## Instruction
Show each line of the data below that has the string "this" in it.

## Information supplied
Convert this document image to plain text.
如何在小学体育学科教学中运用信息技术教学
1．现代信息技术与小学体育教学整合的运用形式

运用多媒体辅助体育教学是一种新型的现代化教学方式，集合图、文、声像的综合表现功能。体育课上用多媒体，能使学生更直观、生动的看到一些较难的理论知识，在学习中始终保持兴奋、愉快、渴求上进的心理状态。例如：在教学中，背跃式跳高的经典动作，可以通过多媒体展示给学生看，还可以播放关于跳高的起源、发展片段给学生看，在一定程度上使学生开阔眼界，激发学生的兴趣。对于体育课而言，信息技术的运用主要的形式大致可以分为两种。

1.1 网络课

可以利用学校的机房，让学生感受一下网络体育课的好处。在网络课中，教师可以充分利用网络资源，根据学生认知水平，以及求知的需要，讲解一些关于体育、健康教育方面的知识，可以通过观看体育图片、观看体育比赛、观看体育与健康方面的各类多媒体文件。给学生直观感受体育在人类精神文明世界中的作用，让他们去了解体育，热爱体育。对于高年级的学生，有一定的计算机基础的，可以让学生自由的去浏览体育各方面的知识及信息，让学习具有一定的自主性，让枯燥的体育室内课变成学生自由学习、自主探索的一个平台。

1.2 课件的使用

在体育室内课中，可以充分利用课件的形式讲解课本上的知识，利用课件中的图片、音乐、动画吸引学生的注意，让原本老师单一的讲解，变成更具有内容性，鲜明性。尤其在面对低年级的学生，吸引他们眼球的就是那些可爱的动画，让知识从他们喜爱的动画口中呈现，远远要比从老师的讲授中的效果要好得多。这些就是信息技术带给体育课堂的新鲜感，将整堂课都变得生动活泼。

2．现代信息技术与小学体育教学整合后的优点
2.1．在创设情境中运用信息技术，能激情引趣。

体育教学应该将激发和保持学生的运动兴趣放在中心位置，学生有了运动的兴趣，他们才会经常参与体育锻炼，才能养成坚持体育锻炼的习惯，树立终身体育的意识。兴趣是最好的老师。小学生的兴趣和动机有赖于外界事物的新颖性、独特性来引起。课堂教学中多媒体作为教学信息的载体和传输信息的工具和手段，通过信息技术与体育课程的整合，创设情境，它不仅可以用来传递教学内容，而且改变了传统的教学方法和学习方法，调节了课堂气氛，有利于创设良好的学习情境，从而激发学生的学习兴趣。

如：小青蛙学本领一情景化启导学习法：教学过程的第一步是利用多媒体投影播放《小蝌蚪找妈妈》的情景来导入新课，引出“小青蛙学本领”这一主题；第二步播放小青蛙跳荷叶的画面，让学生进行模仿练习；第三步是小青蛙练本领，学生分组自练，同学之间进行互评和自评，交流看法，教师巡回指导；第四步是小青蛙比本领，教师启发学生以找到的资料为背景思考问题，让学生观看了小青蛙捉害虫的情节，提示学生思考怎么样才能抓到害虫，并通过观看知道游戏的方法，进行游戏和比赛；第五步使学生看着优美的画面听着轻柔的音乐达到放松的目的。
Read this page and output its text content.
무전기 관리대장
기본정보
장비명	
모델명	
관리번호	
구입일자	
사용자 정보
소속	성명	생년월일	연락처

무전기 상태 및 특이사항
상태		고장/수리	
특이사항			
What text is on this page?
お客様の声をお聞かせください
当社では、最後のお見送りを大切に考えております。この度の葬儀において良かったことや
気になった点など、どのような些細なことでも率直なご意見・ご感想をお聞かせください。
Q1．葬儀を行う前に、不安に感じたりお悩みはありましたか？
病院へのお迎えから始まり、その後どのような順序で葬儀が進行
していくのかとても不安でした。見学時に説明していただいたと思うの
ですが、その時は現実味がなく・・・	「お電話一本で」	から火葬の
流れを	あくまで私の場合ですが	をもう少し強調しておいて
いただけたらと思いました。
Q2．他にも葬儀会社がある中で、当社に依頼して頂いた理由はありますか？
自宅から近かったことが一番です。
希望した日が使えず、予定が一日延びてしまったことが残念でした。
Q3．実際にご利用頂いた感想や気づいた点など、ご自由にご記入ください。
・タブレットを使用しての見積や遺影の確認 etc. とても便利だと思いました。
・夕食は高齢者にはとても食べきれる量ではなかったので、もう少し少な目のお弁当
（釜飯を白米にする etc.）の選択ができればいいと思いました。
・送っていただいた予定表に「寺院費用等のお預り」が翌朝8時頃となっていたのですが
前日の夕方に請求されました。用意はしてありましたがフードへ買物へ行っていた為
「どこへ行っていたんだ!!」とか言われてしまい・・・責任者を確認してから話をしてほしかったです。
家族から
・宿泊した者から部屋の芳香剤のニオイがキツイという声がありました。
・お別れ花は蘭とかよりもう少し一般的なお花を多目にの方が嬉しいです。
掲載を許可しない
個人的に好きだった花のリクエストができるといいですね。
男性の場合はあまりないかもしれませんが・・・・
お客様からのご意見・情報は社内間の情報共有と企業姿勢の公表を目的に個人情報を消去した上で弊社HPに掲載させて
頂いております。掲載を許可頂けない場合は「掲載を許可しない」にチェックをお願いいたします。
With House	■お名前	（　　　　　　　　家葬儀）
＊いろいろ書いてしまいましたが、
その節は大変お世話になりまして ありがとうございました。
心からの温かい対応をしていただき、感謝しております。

## Exercise response
Convert this document image to plain text.
Read this page and output its text content.
What text is on this page?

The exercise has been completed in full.